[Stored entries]

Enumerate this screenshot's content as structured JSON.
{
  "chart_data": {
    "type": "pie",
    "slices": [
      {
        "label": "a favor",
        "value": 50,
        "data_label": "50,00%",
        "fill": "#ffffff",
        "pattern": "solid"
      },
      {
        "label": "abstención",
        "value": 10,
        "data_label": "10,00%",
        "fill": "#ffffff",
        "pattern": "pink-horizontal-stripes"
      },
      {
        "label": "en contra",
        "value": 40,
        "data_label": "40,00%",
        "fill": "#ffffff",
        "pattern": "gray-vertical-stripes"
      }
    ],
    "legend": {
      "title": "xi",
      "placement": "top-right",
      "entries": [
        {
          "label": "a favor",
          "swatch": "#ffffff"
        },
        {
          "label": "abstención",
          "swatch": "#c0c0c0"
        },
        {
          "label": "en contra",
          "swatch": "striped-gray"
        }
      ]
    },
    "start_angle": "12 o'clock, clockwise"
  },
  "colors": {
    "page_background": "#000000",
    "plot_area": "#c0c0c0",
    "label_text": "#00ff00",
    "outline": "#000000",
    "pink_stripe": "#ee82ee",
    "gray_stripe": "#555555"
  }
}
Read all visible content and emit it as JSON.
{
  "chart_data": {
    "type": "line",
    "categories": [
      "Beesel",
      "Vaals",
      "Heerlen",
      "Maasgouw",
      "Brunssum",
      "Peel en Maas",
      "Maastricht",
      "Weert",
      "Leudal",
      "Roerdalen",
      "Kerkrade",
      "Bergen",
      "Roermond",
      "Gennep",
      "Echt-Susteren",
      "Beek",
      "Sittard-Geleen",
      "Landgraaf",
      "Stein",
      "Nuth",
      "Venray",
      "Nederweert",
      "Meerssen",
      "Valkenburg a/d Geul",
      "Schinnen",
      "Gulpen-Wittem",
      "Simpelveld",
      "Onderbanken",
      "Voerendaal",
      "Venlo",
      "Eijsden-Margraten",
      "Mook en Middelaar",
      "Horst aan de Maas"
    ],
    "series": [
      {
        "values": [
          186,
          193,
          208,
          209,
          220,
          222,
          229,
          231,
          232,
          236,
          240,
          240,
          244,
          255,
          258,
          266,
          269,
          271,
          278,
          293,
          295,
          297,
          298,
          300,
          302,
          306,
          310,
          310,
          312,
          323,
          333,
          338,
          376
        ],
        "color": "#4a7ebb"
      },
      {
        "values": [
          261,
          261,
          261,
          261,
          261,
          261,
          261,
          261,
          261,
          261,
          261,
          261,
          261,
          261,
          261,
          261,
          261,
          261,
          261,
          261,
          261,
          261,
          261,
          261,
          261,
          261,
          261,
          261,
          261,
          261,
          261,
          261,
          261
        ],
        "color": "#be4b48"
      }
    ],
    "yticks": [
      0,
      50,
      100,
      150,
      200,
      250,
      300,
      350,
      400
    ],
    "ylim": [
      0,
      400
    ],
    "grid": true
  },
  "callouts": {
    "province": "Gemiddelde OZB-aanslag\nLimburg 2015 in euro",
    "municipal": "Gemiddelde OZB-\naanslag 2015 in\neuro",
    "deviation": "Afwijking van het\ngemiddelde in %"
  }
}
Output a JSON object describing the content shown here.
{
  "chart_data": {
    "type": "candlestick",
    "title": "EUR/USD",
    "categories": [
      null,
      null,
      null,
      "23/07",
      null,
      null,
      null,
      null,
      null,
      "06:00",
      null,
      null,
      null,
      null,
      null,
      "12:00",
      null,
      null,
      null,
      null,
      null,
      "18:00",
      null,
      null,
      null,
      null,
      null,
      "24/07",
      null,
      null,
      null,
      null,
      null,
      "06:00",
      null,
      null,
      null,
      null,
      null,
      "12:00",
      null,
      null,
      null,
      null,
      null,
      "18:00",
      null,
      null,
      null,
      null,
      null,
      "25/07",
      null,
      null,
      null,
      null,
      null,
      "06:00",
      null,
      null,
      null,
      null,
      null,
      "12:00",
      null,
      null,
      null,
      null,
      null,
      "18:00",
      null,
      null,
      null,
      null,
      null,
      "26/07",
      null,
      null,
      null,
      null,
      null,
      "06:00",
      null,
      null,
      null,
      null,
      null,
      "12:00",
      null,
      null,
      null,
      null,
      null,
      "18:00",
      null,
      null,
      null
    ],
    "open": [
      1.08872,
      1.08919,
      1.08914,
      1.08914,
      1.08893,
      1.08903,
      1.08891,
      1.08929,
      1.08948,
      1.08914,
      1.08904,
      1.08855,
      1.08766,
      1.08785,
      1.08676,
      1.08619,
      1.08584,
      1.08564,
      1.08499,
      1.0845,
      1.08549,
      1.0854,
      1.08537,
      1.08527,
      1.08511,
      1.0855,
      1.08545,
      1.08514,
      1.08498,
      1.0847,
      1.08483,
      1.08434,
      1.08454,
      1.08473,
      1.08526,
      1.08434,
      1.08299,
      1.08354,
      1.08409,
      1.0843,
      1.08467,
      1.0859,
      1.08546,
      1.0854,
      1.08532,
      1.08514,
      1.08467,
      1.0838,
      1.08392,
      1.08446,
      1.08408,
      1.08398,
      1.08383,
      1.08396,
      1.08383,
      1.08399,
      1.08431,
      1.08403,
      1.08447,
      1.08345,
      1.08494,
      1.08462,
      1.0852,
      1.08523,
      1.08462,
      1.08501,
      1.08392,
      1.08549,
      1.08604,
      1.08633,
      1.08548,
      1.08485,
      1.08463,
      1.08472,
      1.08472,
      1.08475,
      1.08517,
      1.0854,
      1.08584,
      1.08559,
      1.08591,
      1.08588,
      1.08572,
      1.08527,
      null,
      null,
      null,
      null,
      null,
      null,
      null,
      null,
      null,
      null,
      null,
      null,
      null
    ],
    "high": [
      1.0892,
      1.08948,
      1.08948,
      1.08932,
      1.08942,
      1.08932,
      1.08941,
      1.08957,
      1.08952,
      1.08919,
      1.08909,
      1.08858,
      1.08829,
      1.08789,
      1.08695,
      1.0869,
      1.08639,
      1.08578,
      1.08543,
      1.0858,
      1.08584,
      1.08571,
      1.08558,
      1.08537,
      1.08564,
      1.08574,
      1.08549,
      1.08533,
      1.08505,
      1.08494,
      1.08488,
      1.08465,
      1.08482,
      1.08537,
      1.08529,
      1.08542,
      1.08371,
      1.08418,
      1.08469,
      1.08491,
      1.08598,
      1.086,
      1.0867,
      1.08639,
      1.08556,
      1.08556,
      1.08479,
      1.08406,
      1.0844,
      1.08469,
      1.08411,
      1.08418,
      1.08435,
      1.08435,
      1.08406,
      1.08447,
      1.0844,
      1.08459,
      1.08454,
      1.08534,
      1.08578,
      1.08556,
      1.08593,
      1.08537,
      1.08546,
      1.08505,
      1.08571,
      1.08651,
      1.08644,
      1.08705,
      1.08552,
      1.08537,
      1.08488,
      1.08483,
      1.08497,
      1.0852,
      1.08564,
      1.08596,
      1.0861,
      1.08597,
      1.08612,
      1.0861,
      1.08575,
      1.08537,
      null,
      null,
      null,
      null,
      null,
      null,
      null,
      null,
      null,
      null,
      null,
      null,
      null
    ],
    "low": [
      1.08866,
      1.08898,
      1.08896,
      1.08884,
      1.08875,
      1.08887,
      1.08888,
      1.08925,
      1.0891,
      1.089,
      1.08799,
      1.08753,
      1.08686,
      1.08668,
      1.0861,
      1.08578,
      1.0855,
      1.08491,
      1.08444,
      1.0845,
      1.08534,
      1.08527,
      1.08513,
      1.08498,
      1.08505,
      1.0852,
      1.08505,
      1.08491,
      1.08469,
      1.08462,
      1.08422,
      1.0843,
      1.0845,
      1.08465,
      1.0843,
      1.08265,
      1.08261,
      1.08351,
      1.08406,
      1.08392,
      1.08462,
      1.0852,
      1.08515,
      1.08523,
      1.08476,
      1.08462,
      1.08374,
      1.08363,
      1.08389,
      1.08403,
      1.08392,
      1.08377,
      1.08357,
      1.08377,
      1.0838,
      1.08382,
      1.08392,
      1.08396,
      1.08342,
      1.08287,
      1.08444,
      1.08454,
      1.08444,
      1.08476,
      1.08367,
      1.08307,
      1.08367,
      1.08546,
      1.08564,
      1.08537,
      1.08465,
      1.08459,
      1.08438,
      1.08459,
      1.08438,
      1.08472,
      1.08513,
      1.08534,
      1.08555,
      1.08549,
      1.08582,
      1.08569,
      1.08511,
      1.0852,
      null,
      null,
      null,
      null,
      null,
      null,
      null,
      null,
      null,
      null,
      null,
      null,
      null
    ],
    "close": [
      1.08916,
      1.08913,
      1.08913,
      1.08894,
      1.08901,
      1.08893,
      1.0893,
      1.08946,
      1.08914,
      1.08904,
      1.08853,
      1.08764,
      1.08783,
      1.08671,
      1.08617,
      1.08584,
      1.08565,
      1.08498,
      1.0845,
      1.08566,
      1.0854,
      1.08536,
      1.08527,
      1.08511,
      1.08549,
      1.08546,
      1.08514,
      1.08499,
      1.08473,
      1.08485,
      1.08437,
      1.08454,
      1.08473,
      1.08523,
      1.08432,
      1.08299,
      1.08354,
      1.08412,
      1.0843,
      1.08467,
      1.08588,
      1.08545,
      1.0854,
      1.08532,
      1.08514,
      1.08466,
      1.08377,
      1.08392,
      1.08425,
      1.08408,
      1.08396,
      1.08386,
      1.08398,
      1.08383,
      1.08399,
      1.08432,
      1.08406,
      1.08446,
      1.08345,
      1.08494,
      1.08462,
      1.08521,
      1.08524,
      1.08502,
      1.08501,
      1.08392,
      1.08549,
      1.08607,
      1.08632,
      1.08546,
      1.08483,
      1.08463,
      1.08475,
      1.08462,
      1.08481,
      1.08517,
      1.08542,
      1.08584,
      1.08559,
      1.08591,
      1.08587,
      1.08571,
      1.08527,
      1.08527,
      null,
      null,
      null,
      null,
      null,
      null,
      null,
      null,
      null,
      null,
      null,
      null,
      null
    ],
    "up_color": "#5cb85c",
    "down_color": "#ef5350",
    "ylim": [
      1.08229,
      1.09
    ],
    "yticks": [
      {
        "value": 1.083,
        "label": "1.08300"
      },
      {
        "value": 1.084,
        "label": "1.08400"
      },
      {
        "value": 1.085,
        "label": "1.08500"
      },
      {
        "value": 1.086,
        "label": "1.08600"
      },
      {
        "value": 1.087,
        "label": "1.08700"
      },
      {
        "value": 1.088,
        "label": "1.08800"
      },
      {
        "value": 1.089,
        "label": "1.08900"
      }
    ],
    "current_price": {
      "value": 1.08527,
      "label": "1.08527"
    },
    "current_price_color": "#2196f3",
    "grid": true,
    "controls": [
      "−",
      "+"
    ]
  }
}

◆ REQUIRED TASK:
Pick out the lines that contain "type" and copy them.

◆ ANSWER TO THE EXERCISE:
    "type": "pie",
    "type": "line",
    "type": "candlestick",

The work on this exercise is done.